Task:
Answer with one number: the count of lines in this material that hold the word "Commitment".

# # # #

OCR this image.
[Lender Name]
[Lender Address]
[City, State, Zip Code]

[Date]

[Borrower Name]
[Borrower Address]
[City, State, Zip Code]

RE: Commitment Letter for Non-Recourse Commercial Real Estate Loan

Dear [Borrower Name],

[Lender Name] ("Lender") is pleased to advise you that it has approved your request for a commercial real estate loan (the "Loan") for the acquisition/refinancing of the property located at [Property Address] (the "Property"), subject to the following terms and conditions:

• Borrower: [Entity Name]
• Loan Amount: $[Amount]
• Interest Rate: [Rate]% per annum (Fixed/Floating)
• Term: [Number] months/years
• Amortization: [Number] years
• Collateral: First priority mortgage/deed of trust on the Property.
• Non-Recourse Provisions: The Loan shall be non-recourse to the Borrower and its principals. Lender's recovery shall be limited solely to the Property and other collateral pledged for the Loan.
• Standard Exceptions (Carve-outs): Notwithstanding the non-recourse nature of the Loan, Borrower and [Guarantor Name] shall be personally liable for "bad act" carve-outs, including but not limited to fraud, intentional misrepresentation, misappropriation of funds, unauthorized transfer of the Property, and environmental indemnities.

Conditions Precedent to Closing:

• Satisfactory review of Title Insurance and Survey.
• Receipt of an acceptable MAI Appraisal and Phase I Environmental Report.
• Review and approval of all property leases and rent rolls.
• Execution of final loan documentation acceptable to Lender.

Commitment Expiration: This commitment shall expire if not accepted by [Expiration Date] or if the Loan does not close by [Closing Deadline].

# # # #

Worked answer:
2